_GOAL:_
With the images removed, repeat the data below exactly.

------ INPUT FOR THIS TASK

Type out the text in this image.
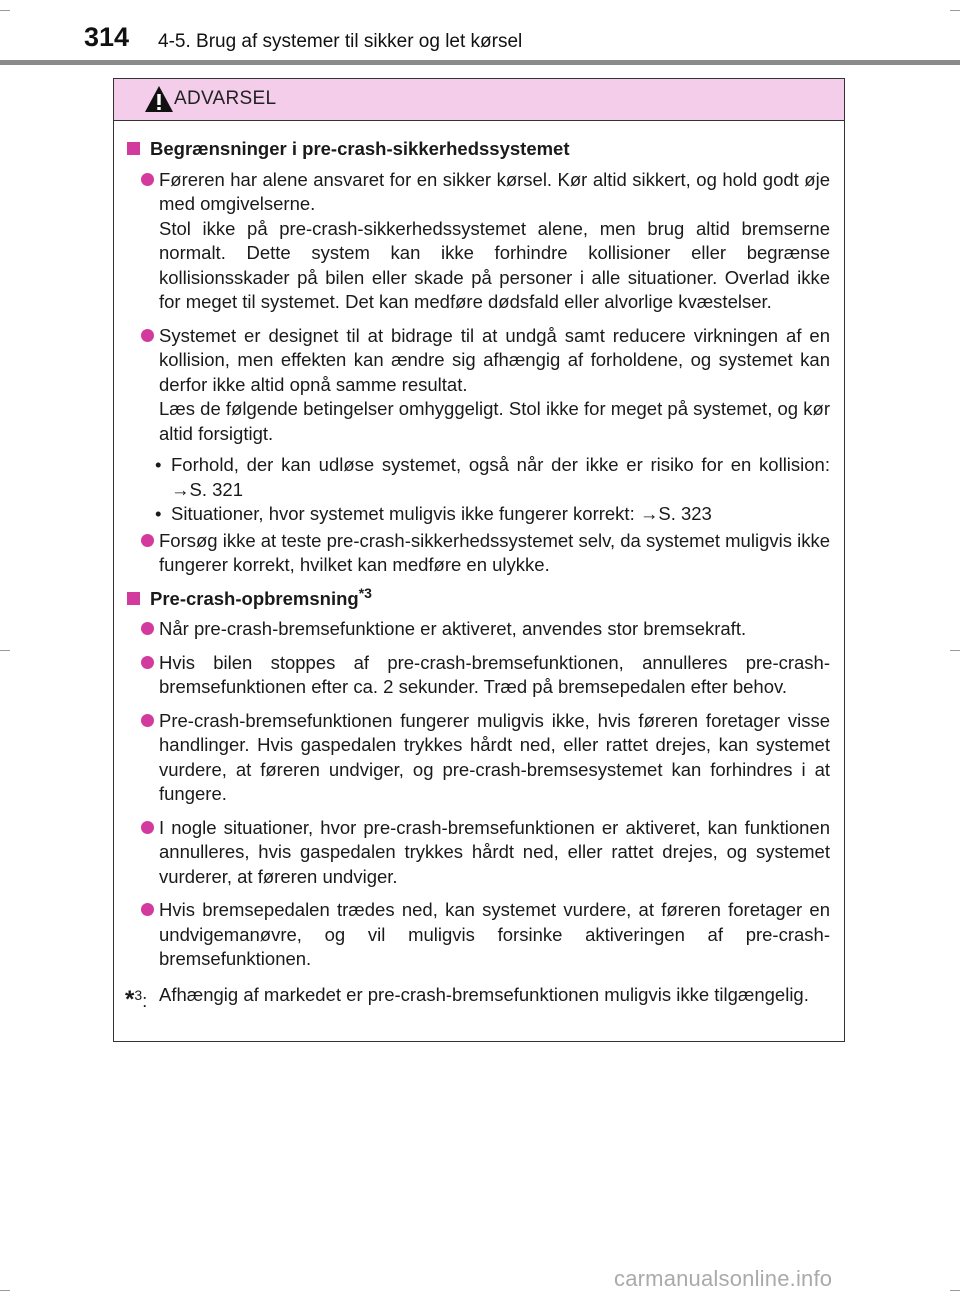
314 4-5. Brug af systemer til sikker og let kørsel
ADVARSEL
Begrænsninger i pre-crash-sikkerhedssystemet

Føreren har alene ansvaret for en sikker kørsel. Kør altid sikkert, og hold godt øje med omgivelserne.

Stol ikke på pre-crash-sikkerhedssystemet alene, men brug altid bremserne normalt. Dette system kan ikke forhindre kollisioner eller begrænse kollisionsskader på bilen eller skade på personer i alle situationer. Overlad ikke for meget til systemet. Det kan medføre dødsfald eller alvorlige kvæstelser.

Systemet er designet til at bidrage til at undgå samt reducere virkningen af en kollision, men effekten kan ændre sig afhængig af forholdene, og systemet kan derfor ikke altid opnå samme resultat.

Læs de følgende betingelser omhyggeligt. Stol ikke for meget på systemet, og kør altid forsigtigt.

• Forhold, der kan udløse systemet, også når der ikke er risiko for en kollision: →S. 321
• Situationer, hvor systemet muligvis ikke fungerer korrekt: →S. 323

Forsøg ikke at teste pre-crash-sikkerhedssystemet selv, da systemet muligvis ikke fungerer korrekt, hvilket kan medføre en ulykke.

Pre-crash-opbremsning$^{*3}$

Når pre-crash-bremsefunktione er aktiveret, anvendes stor bremsekraft.

Hvis bilen stoppes af pre-crash-bremsefunktionen, annulleres pre-crash-bremsefunktionen efter ca. 2 sekunder. Træd på bremsepedalen efter behov.

Pre-crash-bremsefunktionen fungerer muligvis ikke, hvis føreren foretager visse handlinger. Hvis gaspedalen trykkes hårdt ned, eller rattet drejes, kan systemet vurdere, at føreren undviger, og pre-crash-bremsesystemet kan forhindres i at fungere.

I nogle situationer, hvor pre-crash-bremsefunktionen er aktiveret, kan funktionen annulleres, hvis gaspedalen trykkes hårdt ned, eller rattet drejes, og systemet vurderer, at føreren undviger.

Hvis bremsepedalen trædes ned, kan systemet vurdere, at føreren foretager en undvigemanøvre, og vil muligvis forsinke aktiveringen af pre-crash-bremsefunktionen.

*$^3$: Afhængig af markedet er pre-crash-bremsefunktionen muligvis ikke tilgængelig.
carmanualsonline.info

------------

_COMPLETE RESPONSE:_
Type out the text in this image.
314 4-5. Brug af systemer til sikker og let kørsel
ADVARSEL
Begrænsninger i pre-crash-sikkerhedssystemet

Føreren har alene ansvaret for en sikker kørsel. Kør altid sikkert, og hold godt øje med omgivelserne.

Stol ikke på pre-crash-sikkerhedssystemet alene, men brug altid bremserne normalt. Dette system kan ikke forhindre kollisioner eller begrænse kollisionsskader på bilen eller skade på personer i alle situationer. Overlad ikke for meget til systemet. Det kan medføre dødsfald eller alvorlige kvæstelser.

Systemet er designet til at bidrage til at undgå samt reducere virkningen af en kollision, men effekten kan ændre sig afhængig af forholdene, og systemet kan derfor ikke altid opnå samme resultat.

Læs de følgende betingelser omhyggeligt. Stol ikke for meget på systemet, og kør altid forsigtigt.

• Forhold, der kan udløse systemet, også når der ikke er risiko for en kollision: →S. 321
• Situationer, hvor systemet muligvis ikke fungerer korrekt: →S. 323

Forsøg ikke at teste pre-crash-sikkerhedssystemet selv, da systemet muligvis ikke fungerer korrekt, hvilket kan medføre en ulykke.

Pre-crash-opbremsning$^{*3}$

Når pre-crash-bremsefunktione er aktiveret, anvendes stor bremsekraft.

Hvis bilen stoppes af pre-crash-bremsefunktionen, annulleres pre-crash-bremsefunktionen efter ca. 2 sekunder. Træd på bremsepedalen efter behov.

Pre-crash-bremsefunktionen fungerer muligvis ikke, hvis føreren foretager visse handlinger. Hvis gaspedalen trykkes hårdt ned, eller rattet drejes, kan systemet vurdere, at føreren undviger, og pre-crash-bremsesystemet kan forhindres i at fungere.

I nogle situationer, hvor pre-crash-bremsefunktionen er aktiveret, kan funktionen annulleres, hvis gaspedalen trykkes hårdt ned, eller rattet drejes, og systemet vurderer, at føreren undviger.

Hvis bremsepedalen trædes ned, kan systemet vurdere, at føreren foretager en undvigemanøvre, og vil muligvis forsinke aktiveringen af pre-crash-bremsefunktionen.

*$^3$: Afhængig af markedet er pre-crash-bremsefunktionen muligvis ikke tilgængelig.
carmanualsonline.info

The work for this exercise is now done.